A Tati tem em torno de 40 anos, idade do meu filho mais velho, tenho um casal de filhos, um homem e uma mulher, e um casal de netos. O sentimento que me invadiu quando li a sua crônica foi de tristeza por nós. Tristeza pela constatação: se olhamos para um ponto de vista, da minha geração para a geração de mulheres de 40, nossa... quanto andamos... sim, verdade. Mas, se olhamos por outro ponto de vista, quanto ainda temos que andar... e, penso eu, uma das caminhadas possíveis é a do (ou para) o nosso interior... até para nos fortalecermos para a batalha que temos que fazer, diariamente, em relação ao exterior, ou seja, em relação a este mundo tão machista e misógino, e desigual... que ainda vivemos.

Eu sou uma mulher da segunda metade do século passado... foi nesses cinquenta anos que eu reproduzi... e superei... minha... nossa... condição de mulher culturalmente definida: nascíamos para sermos “belas, recatadas e do lar”... e não corresponder a esses papéis implicava em sérios riscos a nossa integridade psíquica, física... etc. No nosso tempo a grande frase era “Por trás de um grande homem existe uma grande mulher”... esse era nosso “destino” e AI da mulher que se rebelasse... pois bem, fiz, com muito orgulho, parte das mulheres que se rebelaram... e, nessa época, anos 70 e 80, fizemos camisetas com os dizeres: Por trás de um grande homem existe uma mulher... (na frente) CANSADA (nas costas da camiseta). Foi libertadora essa frase!!! E quando eu digo “libertadora” quero dizer que muitas de nós trabalhamos para nos libertarmos do CANSADA... isso quer dizer, nos libertar interiormente, para sair pro mundo e lutarmos pela libertação de todas nós. Porque, claro, eu estou falando de mulheres brancas e de classe média. Mas, com essa consciência política foi que saímos do próprio ”umbigo” e evoluímos para feminismos mais inclusivos, que se identificam em algumas lutas e, ao mesmo tempo, diferenciadas nessas mesmas lutas... e chegamos aos feminismos emancipatórios, aos feminismos decoloniais, que incorporam lutas que nossas cabeças e “espíritos” eurocêntricos colonizados não percebiam nessa época.

E, por isso, agora, fazendo um exercício de humildade e, ao mesmo tempo, de arrogância (se arrogar ao direito de...) quero sugerir a todas nós que façamos outras camisetas que não essa do slogan da Tati: “Eu sou bonita, mas estou cansada”.

Faço sugestões:

“PERMITA O CAOS”

“DIGA NÃO”

“DIGA SIM PRA SI MESMA”

“MELHOR SER FELIZ DO QUE SER PERFEITA”

Quero, ainda, justificar estes slogans como mais libertadores do que o “...estou cansada”, e de uma maneira muito cuidadosa conosco: sem pensar que somos “culpadas” por este estado de coisas, porém, pensando que somos, ao mesmo tempo, objetos (reprodutoras) e sujeitos (transformadoras), da cultura e da história... e, ainda, que a transformação pode ocorrer do micro para o macro, ou seja, de nós mesmas e do mundo... quero propor que permitamos o caos... Que digamos NÃO dizendo SIM pra nós mesmas, pros nosso desejos... e por aí vai...

***

> [OBJETIVO DO EXERCÍCIO] Liste todos os slogans que o texto sobre feminismo e camisetas sugere para novas camisetas em lugar do slogan da Tati. Os dados a seguir não são necessários.

Entradas de dados extraídas:
***

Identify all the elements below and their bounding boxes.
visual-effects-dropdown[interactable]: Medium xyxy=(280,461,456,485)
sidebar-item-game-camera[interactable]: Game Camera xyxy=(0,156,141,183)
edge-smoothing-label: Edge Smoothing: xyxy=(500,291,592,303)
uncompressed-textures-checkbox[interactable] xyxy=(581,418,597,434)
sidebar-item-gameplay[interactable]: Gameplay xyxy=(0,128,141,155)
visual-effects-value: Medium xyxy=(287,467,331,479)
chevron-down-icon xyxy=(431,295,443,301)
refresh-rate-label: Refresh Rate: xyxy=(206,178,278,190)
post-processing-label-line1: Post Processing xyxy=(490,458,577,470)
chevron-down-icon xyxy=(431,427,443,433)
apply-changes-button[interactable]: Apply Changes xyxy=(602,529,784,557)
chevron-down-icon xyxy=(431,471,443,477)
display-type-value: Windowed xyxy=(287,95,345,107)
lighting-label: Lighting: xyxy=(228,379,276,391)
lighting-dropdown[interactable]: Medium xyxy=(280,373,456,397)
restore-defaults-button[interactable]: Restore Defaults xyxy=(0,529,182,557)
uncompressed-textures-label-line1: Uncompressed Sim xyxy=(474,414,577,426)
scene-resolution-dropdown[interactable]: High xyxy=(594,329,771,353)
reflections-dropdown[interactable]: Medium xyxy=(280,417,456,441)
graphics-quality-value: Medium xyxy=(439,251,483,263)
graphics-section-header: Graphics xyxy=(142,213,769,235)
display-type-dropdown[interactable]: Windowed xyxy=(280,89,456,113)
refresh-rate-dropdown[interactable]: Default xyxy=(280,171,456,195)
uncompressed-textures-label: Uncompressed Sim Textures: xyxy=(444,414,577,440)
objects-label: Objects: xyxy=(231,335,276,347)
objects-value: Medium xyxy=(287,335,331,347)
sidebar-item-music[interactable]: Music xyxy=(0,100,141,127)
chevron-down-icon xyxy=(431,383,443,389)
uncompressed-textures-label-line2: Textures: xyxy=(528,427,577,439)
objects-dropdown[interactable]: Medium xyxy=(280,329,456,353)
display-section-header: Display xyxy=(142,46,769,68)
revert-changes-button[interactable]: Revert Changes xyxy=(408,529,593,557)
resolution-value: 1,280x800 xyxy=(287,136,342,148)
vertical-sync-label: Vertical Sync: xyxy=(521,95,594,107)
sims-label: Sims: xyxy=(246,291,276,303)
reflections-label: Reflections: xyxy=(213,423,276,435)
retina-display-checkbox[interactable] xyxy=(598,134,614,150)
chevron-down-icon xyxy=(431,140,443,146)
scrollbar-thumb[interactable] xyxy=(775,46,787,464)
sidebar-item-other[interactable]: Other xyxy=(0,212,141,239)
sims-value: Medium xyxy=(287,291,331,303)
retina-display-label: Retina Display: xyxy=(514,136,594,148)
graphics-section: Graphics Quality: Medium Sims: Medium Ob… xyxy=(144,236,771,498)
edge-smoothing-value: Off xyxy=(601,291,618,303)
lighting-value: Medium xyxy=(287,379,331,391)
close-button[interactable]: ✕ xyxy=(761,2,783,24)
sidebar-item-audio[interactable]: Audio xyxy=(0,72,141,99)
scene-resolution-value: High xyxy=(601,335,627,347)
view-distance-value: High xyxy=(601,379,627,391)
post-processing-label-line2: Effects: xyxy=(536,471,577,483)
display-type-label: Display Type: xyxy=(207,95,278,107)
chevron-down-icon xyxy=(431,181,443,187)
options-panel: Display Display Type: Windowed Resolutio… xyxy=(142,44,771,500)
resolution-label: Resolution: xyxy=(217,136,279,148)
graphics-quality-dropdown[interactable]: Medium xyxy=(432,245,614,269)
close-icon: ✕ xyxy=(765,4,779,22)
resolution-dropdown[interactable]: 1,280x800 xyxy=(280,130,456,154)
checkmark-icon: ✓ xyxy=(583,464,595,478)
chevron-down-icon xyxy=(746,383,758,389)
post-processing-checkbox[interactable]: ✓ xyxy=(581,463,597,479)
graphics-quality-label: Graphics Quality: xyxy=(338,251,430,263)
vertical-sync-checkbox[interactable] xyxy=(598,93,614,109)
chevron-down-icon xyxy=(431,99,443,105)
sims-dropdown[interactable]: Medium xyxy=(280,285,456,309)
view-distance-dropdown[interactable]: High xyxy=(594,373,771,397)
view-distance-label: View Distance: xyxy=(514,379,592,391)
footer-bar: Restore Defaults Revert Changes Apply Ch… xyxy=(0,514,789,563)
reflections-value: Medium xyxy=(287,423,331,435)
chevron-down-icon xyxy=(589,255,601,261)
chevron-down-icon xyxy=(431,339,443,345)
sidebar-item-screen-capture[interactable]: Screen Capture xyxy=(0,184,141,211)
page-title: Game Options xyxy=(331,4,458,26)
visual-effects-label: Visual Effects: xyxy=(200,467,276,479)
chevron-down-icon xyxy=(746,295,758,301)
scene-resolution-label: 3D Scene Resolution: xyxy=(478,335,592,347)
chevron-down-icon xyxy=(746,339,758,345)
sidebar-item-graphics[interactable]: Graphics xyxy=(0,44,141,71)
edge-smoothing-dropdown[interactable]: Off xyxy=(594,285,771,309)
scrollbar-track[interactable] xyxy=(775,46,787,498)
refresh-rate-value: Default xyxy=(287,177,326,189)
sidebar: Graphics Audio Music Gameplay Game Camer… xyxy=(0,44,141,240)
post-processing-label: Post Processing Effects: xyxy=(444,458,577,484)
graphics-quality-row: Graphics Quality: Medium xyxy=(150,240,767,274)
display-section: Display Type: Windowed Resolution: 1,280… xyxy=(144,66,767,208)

***

> [SUA RESPOSTA]
"PERMITA O CAOS"
"DIGA NÃO"
"DIGA SIM PRA SI MESMA"
"MELHOR SER FELIZ DO QUE SER PERFEITA"